• **REQUIREMENT**:
Each entry has to be copied exactly, with nothing missed.

Dataset items:
::::
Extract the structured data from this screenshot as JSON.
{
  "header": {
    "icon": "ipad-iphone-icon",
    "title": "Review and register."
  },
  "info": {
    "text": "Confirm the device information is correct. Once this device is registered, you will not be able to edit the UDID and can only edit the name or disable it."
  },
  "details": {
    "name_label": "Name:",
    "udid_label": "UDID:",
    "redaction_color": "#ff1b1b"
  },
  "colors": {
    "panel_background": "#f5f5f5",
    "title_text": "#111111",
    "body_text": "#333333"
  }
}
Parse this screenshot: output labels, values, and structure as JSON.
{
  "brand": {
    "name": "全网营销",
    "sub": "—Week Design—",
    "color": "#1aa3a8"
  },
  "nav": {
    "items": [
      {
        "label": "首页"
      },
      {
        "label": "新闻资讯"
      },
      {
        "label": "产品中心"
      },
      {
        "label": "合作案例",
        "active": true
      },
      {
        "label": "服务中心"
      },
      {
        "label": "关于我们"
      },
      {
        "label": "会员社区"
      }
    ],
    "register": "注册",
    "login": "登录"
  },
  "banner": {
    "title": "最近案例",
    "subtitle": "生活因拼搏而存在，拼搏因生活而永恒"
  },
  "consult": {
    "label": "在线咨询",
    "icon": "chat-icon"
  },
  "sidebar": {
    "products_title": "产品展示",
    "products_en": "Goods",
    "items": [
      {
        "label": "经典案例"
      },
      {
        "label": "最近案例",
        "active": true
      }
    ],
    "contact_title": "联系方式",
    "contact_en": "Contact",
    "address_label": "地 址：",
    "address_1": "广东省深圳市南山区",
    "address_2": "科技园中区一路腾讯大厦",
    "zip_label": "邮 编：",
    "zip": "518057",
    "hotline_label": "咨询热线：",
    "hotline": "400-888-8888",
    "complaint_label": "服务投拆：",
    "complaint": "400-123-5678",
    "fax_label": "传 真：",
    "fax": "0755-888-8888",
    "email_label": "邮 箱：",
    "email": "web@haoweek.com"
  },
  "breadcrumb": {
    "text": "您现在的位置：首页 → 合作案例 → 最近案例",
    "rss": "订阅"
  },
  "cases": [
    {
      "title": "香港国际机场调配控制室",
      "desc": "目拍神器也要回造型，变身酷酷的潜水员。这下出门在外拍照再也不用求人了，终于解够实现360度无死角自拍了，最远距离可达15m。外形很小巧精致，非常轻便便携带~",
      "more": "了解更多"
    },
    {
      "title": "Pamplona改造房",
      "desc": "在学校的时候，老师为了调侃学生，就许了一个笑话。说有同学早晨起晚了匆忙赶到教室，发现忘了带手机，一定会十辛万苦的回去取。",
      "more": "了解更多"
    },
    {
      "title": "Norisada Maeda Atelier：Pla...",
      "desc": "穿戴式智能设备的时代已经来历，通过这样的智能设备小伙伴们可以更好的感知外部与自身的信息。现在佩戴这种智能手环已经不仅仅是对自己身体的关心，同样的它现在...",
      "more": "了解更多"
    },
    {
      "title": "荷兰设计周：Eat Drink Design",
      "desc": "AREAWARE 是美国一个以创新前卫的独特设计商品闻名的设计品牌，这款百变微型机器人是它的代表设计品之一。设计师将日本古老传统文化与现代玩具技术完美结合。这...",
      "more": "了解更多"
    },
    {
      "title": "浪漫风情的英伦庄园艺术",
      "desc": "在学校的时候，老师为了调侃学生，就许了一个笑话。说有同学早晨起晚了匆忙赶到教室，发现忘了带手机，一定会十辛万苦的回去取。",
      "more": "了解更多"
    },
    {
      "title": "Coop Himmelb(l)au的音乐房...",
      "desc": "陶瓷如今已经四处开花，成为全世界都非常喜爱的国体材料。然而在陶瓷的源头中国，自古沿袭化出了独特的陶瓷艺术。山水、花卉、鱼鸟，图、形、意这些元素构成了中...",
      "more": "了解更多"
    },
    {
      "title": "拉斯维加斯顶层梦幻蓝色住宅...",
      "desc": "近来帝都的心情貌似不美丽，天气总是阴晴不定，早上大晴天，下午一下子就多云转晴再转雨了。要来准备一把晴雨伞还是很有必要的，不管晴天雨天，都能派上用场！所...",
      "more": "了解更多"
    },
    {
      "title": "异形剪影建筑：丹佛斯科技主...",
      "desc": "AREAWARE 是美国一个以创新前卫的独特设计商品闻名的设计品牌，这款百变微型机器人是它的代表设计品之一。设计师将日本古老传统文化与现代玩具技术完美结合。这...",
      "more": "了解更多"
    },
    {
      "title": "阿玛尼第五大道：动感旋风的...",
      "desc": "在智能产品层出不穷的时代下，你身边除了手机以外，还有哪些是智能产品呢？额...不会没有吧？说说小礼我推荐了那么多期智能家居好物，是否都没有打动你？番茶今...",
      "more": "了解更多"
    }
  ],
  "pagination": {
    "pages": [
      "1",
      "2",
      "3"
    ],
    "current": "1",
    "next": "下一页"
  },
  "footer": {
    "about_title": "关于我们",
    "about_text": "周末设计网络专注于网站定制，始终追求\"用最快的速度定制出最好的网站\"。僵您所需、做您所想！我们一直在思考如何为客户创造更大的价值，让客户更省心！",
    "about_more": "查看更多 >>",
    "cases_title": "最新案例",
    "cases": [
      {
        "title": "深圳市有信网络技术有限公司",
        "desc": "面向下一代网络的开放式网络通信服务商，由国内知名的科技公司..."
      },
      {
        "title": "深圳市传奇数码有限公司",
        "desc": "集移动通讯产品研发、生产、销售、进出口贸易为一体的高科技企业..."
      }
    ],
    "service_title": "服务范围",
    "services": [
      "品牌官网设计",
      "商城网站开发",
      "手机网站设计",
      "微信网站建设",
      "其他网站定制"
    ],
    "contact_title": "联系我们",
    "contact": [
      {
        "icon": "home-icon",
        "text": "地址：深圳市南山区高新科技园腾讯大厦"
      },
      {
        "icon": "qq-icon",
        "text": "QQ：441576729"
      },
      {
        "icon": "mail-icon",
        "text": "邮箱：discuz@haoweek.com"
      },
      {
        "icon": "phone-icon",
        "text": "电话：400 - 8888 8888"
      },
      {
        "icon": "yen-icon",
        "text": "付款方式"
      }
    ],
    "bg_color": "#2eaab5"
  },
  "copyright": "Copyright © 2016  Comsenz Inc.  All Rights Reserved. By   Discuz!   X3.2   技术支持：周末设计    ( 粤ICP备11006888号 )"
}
::::
• **ANSWER TO THIS PROBLEM**:
Extract the structured data from this screenshot as JSON.
{
  "header": {
    "icon": "ipad-iphone-icon",
    "title": "Review and register."
  },
  "info": {
    "text": "Confirm the device information is correct. Once this device is registered, you will not be able to edit the UDID and can only edit the name or disable it."
  },
  "details": {
    "name_label": "Name:",
    "udid_label": "UDID:",
    "redaction_color": "#ff1b1b"
  },
  "colors": {
    "panel_background": "#f5f5f5",
    "title_text": "#111111",
    "body_text": "#333333"
  }
}
Parse this screenshot: output labels, values, and structure as JSON.
{
  "brand": {
    "name": "全网营销",
    "sub": "—Week Design—",
    "color": "#1aa3a8"
  },
  "nav": {
    "items": [
      {
        "label": "首页"
      },
      {
        "label": "新闻资讯"
      },
      {
        "label": "产品中心"
      },
      {
        "label": "合作案例",
        "active": true
      },
      {
        "label": "服务中心"
      },
      {
        "label": "关于我们"
      },
      {
        "label": "会员社区"
      }
    ],
    "register": "注册",
    "login": "登录"
  },
  "banner": {
    "title": "最近案例",
    "subtitle": "生活因拼搏而存在，拼搏因生活而永恒"
  },
  "consult": {
    "label": "在线咨询",
    "icon": "chat-icon"
  },
  "sidebar": {
    "products_title": "产品展示",
    "products_en": "Goods",
    "items": [
      {
        "label": "经典案例"
      },
      {
        "label": "最近案例",
        "active": true
      }
    ],
    "contact_title": "联系方式",
    "contact_en": "Contact",
    "address_label": "地 址：",
    "address_1": "广东省深圳市南山区",
    "address_2": "科技园中区一路腾讯大厦",
    "zip_label": "邮 编：",
    "zip": "518057",
    "hotline_label": "咨询热线：",
    "hotline": "400-888-8888",
    "complaint_label": "服务投拆：",
    "complaint": "400-123-5678",
    "fax_label": "传 真：",
    "fax": "0755-888-8888",
    "email_label": "邮 箱：",
    "email": "web@haoweek.com"
  },
  "breadcrumb": {
    "text": "您现在的位置：首页 → 合作案例 → 最近案例",
    "rss": "订阅"
  },
  "cases": [
    {
      "title": "香港国际机场调配控制室",
      "desc": "目拍神器也要回造型，变身酷酷的潜水员。这下出门在外拍照再也不用求人了，终于解够实现360度无死角自拍了，最远距离可达15m。外形很小巧精致，非常轻便便携带~",
      "more": "了解更多"
    },
    {
      "title": "Pamplona改造房",
      "desc": "在学校的时候，老师为了调侃学生，就许了一个笑话。说有同学早晨起晚了匆忙赶到教室，发现忘了带手机，一定会十辛万苦的回去取。",
      "more": "了解更多"
    },
    {
      "title": "Norisada Maeda Atelier：Pla...",
      "desc": "穿戴式智能设备的时代已经来历，通过这样的智能设备小伙伴们可以更好的感知外部与自身的信息。现在佩戴这种智能手环已经不仅仅是对自己身体的关心，同样的它现在...",
      "more": "了解更多"
    },
    {
      "title": "荷兰设计周：Eat Drink Design",
      "desc": "AREAWARE 是美国一个以创新前卫的独特设计商品闻名的设计品牌，这款百变微型机器人是它的代表设计品之一。设计师将日本古老传统文化与现代玩具技术完美结合。这...",
      "more": "了解更多"
    },
    {
      "title": "浪漫风情的英伦庄园艺术",
      "desc": "在学校的时候，老师为了调侃学生，就许了一个笑话。说有同学早晨起晚了匆忙赶到教室，发现忘了带手机，一定会十辛万苦的回去取。",
      "more": "了解更多"
    },
    {
      "title": "Coop Himmelb(l)au的音乐房...",
      "desc": "陶瓷如今已经四处开花，成为全世界都非常喜爱的国体材料。然而在陶瓷的源头中国，自古沿袭化出了独特的陶瓷艺术。山水、花卉、鱼鸟，图、形、意这些元素构成了中...",
      "more": "了解更多"
    },
    {
      "title": "拉斯维加斯顶层梦幻蓝色住宅...",
      "desc": "近来帝都的心情貌似不美丽，天气总是阴晴不定，早上大晴天，下午一下子就多云转晴再转雨了。要来准备一把晴雨伞还是很有必要的，不管晴天雨天，都能派上用场！所...",
      "more": "了解更多"
    },
    {
      "title": "异形剪影建筑：丹佛斯科技主...",
      "desc": "AREAWARE 是美国一个以创新前卫的独特设计商品闻名的设计品牌，这款百变微型机器人是它的代表设计品之一。设计师将日本古老传统文化与现代玩具技术完美结合。这...",
      "more": "了解更多"
    },
    {
      "title": "阿玛尼第五大道：动感旋风的...",
      "desc": "在智能产品层出不穷的时代下，你身边除了手机以外，还有哪些是智能产品呢？额...不会没有吧？说说小礼我推荐了那么多期智能家居好物，是否都没有打动你？番茶今...",
      "more": "了解更多"
    }
  ],
  "pagination": {
    "pages": [
      "1",
      "2",
      "3"
    ],
    "current": "1",
    "next": "下一页"
  },
  "footer": {
    "about_title": "关于我们",
    "about_text": "周末设计网络专注于网站定制，始终追求\"用最快的速度定制出最好的网站\"。僵您所需、做您所想！我们一直在思考如何为客户创造更大的价值，让客户更省心！",
    "about_more": "查看更多 >>",
    "cases_title": "最新案例",
    "cases": [
      {
        "title": "深圳市有信网络技术有限公司",
        "desc": "面向下一代网络的开放式网络通信服务商，由国内知名的科技公司..."
      },
      {
        "title": "深圳市传奇数码有限公司",
        "desc": "集移动通讯产品研发、生产、销售、进出口贸易为一体的高科技企业..."
      }
    ],
    "service_title": "服务范围",
    "services": [
      "品牌官网设计",
      "商城网站开发",
      "手机网站设计",
      "微信网站建设",
      "其他网站定制"
    ],
    "contact_title": "联系我们",
    "contact": [
      {
        "icon": "home-icon",
        "text": "地址：深圳市南山区高新科技园腾讯大厦"
      },
      {
        "icon": "qq-icon",
        "text": "QQ：441576729"
      },
      {
        "icon": "mail-icon",
        "text": "邮箱：discuz@haoweek.com"
      },
      {
        "icon": "phone-icon",
        "text": "电话：400 - 8888 8888"
      },
      {
        "icon": "yen-icon",
        "text": "付款方式"
      }
    ],
    "bg_color": "#2eaab5"
  },
  "copyright": "Copyright © 2016  Comsenz Inc.  All Rights Reserved. By   Discuz!   X3.2   技术支持：周末设计    ( 粤ICP备11006888号 )"
}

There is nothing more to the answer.